Extracted records
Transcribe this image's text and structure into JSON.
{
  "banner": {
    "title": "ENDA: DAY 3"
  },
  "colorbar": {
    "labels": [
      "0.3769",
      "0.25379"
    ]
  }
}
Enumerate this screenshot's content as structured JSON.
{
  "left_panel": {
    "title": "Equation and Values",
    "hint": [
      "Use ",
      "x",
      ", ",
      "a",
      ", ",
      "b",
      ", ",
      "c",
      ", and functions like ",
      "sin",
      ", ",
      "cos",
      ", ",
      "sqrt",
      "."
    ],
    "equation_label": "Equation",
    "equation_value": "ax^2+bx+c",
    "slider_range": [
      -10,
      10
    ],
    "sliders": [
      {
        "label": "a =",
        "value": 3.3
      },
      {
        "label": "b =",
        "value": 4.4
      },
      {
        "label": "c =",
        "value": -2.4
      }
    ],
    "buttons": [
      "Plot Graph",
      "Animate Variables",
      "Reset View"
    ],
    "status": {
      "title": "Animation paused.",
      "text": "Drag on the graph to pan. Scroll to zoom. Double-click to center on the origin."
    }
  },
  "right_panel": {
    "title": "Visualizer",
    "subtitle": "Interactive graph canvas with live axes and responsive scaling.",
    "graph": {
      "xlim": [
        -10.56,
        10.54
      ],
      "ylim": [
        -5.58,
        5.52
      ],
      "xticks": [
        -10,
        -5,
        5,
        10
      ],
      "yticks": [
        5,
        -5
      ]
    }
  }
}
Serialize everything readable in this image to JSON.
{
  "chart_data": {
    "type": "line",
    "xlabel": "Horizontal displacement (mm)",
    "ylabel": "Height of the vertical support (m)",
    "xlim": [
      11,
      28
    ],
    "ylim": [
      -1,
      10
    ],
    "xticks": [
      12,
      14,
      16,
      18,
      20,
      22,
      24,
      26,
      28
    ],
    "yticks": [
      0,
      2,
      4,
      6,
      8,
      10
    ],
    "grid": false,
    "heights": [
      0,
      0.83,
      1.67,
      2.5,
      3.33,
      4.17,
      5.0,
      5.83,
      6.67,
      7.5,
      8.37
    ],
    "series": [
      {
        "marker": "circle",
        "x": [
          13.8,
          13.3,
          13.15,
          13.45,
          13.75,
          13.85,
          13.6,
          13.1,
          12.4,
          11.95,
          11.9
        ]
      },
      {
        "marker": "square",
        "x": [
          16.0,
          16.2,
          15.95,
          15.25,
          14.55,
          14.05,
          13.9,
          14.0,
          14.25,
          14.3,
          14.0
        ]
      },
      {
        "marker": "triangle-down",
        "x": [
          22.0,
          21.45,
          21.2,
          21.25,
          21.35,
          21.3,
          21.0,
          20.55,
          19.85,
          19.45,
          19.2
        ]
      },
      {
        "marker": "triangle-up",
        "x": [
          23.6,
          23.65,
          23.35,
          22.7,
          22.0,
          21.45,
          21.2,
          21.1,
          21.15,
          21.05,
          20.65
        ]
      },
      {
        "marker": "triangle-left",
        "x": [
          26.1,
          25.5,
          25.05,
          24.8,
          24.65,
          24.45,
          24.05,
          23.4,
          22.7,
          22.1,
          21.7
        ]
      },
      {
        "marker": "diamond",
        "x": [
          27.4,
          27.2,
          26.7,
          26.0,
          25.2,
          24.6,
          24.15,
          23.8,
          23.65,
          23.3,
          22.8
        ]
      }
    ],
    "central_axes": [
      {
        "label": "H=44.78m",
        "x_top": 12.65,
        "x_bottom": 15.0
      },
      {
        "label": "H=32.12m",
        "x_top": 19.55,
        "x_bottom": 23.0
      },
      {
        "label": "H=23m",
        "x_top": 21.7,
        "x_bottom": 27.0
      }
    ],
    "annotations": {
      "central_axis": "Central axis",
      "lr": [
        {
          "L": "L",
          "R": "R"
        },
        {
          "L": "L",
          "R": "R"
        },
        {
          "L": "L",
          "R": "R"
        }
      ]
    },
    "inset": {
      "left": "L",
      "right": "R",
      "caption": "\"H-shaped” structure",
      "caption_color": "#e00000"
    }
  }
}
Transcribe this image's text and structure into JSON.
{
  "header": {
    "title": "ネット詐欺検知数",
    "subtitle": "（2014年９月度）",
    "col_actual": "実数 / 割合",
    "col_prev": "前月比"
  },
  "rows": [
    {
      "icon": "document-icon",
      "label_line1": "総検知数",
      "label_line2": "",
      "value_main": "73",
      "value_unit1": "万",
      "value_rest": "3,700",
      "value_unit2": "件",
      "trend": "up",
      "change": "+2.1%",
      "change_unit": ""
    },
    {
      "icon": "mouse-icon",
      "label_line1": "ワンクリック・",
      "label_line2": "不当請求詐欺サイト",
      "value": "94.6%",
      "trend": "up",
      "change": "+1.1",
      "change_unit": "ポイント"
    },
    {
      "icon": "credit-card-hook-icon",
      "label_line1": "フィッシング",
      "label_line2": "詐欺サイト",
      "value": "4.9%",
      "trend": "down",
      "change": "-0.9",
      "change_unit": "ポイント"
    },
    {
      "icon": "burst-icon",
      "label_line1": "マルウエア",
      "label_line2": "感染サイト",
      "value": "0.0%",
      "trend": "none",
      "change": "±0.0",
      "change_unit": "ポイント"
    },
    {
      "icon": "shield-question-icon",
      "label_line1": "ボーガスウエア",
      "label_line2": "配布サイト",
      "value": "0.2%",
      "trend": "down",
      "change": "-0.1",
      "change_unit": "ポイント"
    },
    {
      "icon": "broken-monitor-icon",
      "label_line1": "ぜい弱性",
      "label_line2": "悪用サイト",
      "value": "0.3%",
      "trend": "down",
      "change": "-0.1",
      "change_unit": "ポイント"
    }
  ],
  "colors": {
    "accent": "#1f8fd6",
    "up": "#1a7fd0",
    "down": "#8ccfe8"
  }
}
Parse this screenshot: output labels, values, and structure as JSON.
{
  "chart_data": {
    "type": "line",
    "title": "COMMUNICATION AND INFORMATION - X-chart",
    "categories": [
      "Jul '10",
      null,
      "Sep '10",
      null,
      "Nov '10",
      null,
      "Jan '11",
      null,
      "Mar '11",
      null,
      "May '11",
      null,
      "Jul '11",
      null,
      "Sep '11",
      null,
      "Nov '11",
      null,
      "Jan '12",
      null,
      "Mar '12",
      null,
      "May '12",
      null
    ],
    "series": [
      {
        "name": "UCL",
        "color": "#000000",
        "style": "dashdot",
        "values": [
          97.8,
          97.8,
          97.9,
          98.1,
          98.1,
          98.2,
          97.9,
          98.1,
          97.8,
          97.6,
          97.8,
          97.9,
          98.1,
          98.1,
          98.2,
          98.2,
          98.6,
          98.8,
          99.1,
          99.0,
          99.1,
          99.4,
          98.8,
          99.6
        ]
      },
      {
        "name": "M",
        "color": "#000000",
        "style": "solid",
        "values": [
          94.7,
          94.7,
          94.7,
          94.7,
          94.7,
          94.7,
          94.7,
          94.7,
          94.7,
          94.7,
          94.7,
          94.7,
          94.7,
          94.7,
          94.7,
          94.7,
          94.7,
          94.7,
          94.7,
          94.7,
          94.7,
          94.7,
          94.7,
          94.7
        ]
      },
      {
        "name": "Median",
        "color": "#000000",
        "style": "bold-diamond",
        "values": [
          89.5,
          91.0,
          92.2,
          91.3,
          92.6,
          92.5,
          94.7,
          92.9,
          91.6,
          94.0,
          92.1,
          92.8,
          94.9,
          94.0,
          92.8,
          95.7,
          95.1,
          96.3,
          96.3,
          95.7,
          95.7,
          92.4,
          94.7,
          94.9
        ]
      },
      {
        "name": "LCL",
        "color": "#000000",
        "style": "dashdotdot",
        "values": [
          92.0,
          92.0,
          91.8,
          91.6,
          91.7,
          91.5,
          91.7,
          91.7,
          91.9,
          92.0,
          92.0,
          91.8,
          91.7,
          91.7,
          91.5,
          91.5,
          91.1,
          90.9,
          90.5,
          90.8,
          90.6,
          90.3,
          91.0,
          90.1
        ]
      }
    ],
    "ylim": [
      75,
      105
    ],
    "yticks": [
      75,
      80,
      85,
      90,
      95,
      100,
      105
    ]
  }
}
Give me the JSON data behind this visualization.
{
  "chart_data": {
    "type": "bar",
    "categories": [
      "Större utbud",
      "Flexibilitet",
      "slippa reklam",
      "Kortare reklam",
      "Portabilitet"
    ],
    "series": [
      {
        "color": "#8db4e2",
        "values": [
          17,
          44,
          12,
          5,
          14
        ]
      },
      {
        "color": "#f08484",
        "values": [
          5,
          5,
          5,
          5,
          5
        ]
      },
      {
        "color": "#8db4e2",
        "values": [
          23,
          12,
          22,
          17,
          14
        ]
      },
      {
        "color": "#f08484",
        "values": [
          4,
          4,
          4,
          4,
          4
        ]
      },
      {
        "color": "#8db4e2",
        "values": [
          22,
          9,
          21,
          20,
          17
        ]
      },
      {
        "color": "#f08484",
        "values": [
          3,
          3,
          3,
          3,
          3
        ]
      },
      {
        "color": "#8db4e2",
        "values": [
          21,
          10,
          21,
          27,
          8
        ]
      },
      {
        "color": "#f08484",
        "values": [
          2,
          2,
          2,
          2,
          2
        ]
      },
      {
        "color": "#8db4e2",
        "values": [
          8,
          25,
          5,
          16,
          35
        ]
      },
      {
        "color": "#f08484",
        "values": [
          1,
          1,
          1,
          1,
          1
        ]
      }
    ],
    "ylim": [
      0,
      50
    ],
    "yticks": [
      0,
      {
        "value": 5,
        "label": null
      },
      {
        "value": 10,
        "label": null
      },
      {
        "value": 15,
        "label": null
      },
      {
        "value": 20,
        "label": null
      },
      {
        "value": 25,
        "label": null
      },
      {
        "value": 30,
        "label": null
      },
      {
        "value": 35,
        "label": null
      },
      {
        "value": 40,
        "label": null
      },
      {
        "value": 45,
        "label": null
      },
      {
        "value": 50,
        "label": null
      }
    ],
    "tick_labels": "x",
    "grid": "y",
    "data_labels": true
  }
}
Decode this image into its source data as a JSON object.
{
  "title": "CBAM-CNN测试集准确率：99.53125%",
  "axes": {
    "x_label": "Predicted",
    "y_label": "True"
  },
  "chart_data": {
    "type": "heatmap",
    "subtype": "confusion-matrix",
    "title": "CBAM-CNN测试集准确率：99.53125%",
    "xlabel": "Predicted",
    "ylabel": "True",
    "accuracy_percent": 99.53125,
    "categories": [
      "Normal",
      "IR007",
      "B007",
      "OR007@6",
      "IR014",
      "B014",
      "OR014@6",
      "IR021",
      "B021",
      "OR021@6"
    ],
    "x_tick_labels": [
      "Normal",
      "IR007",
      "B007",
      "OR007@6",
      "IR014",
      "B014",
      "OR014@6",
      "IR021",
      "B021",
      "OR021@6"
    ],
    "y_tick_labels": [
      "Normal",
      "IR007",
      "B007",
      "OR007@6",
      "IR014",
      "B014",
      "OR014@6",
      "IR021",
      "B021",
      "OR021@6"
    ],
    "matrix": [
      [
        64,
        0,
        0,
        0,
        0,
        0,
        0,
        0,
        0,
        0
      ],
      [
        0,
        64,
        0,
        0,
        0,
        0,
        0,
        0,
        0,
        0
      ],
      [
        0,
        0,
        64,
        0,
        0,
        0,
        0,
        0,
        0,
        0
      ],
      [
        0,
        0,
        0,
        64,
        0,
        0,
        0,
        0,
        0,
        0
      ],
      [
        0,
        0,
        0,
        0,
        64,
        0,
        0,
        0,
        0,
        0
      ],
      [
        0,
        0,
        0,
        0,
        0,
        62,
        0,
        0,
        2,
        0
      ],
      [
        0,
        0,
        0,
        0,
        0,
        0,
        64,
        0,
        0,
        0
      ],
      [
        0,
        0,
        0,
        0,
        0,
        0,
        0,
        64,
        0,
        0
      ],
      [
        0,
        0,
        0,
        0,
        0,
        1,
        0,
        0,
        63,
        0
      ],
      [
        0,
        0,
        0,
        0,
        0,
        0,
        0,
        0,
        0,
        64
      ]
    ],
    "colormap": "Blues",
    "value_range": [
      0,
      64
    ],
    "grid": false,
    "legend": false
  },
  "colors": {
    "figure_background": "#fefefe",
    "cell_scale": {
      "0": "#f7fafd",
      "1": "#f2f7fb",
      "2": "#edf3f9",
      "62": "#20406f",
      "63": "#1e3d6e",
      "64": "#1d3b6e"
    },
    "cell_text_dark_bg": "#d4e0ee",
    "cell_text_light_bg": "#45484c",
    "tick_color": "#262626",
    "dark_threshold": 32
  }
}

[Exercise requirements]: Examine the records and pull out every line where the string "Predicted" occurs.

[Completed exercise]:
    "x_label": "Predicted",
    "xlabel": "Predicted",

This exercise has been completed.